Extracted data entries:
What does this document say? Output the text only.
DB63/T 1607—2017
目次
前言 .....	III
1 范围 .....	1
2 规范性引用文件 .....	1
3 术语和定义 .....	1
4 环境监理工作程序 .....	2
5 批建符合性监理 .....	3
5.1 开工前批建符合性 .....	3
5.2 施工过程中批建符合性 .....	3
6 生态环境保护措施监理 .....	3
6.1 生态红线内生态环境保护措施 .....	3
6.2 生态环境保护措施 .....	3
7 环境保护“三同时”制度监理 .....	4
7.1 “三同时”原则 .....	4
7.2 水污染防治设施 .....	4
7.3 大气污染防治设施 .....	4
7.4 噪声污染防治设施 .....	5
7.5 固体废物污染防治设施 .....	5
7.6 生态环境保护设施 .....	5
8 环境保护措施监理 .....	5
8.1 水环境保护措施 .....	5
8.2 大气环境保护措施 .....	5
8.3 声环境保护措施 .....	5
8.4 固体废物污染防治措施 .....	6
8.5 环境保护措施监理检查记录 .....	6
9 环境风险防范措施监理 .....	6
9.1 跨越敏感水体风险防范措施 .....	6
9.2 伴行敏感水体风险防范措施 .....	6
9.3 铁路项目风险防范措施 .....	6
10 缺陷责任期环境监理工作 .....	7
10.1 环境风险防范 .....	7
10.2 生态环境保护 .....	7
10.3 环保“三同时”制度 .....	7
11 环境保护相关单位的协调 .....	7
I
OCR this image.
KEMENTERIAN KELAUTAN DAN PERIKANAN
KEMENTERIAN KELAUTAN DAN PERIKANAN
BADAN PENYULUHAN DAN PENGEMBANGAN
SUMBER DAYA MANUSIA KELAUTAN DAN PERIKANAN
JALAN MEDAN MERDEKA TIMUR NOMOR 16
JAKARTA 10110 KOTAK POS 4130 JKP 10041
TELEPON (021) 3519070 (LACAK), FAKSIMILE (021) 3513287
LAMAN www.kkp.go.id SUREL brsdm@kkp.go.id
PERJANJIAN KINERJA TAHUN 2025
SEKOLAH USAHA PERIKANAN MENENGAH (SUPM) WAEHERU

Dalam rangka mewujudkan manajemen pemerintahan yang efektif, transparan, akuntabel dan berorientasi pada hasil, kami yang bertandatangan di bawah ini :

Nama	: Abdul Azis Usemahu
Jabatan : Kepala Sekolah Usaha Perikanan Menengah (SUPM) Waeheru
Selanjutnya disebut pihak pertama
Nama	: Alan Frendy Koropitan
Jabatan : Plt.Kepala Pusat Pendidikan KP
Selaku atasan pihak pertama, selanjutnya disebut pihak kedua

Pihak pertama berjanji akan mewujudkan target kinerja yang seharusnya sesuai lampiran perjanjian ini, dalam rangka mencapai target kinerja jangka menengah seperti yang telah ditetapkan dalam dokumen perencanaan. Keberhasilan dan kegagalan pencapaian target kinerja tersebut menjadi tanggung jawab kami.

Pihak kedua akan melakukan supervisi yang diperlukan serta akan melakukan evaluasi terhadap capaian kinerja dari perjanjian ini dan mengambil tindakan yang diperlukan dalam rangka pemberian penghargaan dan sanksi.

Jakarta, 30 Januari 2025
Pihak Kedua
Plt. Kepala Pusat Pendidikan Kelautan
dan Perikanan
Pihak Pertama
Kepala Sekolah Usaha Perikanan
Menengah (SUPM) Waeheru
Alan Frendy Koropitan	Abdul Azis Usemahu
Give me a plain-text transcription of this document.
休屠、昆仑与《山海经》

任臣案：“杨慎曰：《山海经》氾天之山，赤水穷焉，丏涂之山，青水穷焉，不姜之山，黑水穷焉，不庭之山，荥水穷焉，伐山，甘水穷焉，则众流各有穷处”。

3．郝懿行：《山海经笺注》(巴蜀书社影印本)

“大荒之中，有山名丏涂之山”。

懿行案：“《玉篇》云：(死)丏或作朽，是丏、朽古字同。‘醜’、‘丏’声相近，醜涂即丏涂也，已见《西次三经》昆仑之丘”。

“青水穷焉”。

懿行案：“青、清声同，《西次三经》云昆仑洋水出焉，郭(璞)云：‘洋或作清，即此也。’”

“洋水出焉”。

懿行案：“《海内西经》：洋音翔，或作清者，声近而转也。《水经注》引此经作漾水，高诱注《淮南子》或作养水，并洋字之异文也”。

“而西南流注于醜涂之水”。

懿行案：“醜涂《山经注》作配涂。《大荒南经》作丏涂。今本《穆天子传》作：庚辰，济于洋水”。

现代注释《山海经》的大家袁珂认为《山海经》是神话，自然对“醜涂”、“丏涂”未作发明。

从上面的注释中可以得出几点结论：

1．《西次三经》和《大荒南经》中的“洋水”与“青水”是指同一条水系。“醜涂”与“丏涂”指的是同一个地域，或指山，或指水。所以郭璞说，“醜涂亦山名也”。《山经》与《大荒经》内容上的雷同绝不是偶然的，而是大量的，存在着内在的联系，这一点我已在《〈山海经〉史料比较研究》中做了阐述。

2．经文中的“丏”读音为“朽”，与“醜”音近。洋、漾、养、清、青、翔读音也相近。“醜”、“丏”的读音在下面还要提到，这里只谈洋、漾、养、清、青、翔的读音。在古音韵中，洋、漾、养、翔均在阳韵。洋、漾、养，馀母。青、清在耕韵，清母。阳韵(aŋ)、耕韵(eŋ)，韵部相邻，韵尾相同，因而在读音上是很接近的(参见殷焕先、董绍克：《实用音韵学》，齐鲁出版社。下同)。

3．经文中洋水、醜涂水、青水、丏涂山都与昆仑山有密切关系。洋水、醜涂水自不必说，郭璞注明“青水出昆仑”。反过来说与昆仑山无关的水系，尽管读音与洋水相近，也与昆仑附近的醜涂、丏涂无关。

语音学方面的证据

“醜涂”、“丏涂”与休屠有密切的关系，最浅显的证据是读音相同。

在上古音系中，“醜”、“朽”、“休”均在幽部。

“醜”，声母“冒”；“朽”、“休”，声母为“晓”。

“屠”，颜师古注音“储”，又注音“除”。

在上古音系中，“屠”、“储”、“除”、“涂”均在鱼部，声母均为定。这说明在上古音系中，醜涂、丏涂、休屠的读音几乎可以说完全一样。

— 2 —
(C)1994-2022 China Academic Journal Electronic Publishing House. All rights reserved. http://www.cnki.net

- **REQUIREMENTS**: Go through the lines above. Select every one that has the string "Frendy".

- **THE RESPONSE**:
Nama	: Alan Frendy Koropitan
Alan Frendy Koropitan	Abdul Azis Usemahu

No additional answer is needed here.